═════ RECORDS FOR THE TASK

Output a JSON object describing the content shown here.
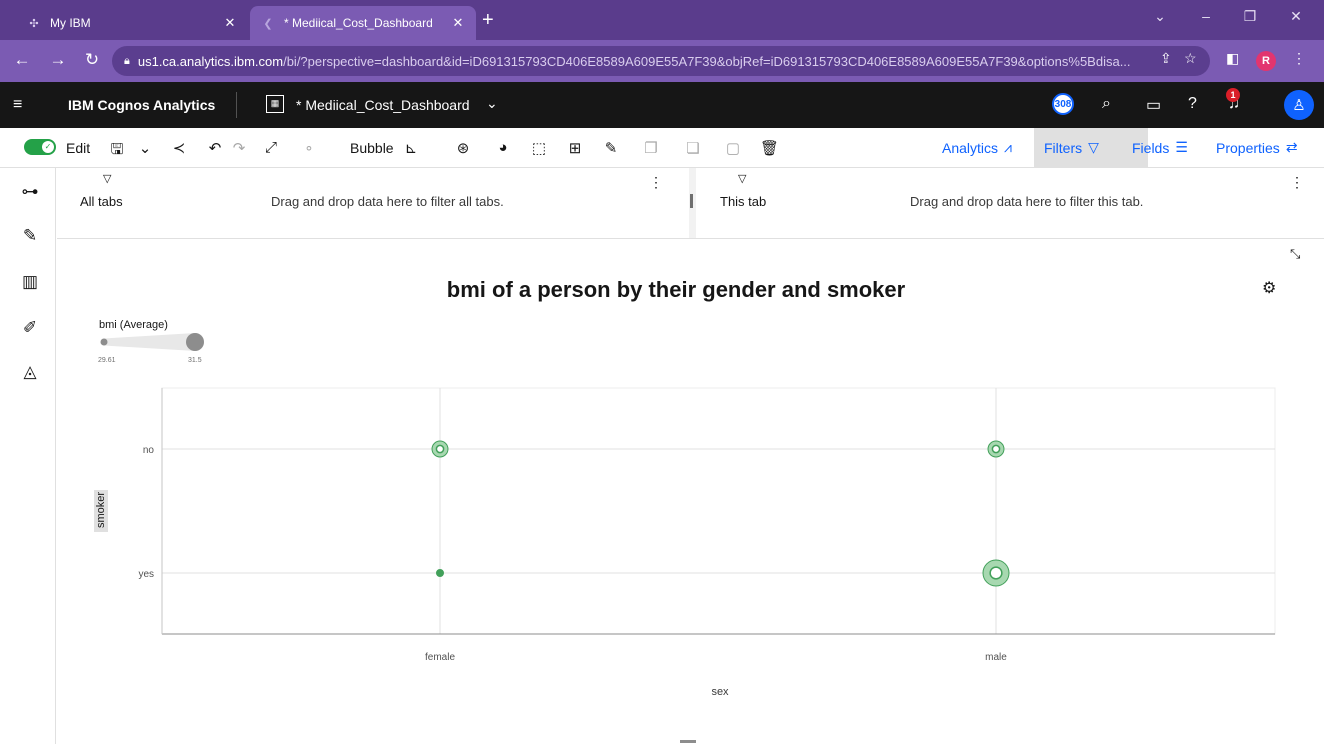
{
  "browser": {
    "tabs": [
      {
        "title": "My IBM",
        "active": false
      },
      {
        "title": "* Mediical_Cost_Dashboard",
        "active": true
      }
    ],
    "url_domain": "us1.ca.analytics.ibm.com",
    "url_rest": "/bi/?perspective=dashboard&id=iD691315793CD406E8589A609E55A7F39&objRef=iD691315793CD406E8589A609E55A7F39&options%5Bdisa...",
    "profile_initial": "R"
  },
  "app": {
    "name": "IBM Cognos Analytics",
    "dashboard_name": "* Mediical_Cost_Dashboard",
    "badge_count": "308",
    "notification_count": "1"
  },
  "toolbar": {
    "edit_label": "Edit",
    "viz_type_label": "Bubble",
    "right_tabs": [
      {
        "label": "Analytics",
        "icon": "analytics-icon",
        "active": false
      },
      {
        "label": "Filters",
        "icon": "filter-icon",
        "active": true
      },
      {
        "label": "Fields",
        "icon": "fields-icon",
        "active": false
      },
      {
        "label": "Properties",
        "icon": "properties-icon",
        "active": false
      }
    ]
  },
  "filters": {
    "all_tabs": {
      "title": "All tabs",
      "hint": "Drag and drop data here to filter all tabs."
    },
    "this_tab": {
      "title": "This tab",
      "hint": "Drag and drop data here to filter this tab."
    }
  },
  "colors": {
    "bubble_fill": "#a7d8b0",
    "bubble_stroke": "#42a05a",
    "accent": "#0f62fe",
    "browser_purple": "#7b5bb3"
  },
  "chart_data": {
    "type": "scatter",
    "title": "bmi of a person by their gender and smoker",
    "xlabel": "sex",
    "ylabel": "smoker",
    "x_categories": [
      "female",
      "male"
    ],
    "y_categories": [
      "no",
      "yes"
    ],
    "size_legend": {
      "title": "bmi (Average)",
      "min_label": "29.61",
      "max_label": "31.5",
      "min": 29.61,
      "max": 31.5
    },
    "points": [
      {
        "x": "female",
        "y": "no",
        "bmi_avg": 30.5
      },
      {
        "x": "male",
        "y": "no",
        "bmi_avg": 30.5
      },
      {
        "x": "female",
        "y": "yes",
        "bmi_avg": 29.61
      },
      {
        "x": "male",
        "y": "yes",
        "bmi_avg": 31.5
      }
    ],
    "grid": true
  }
}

══════════

WHAT TO PRODUCE: Within the listing above, find every line containing the string "title" and return it.

WRITTEN RESPONSE:
        "title": "My IBM",
        "title": "* Mediical_Cost_Dashboard",
      "title": "All tabs",
      "title": "This tab",
    "title": "bmi of a person by their gender and smoker",
      "title": "bmi (Average)",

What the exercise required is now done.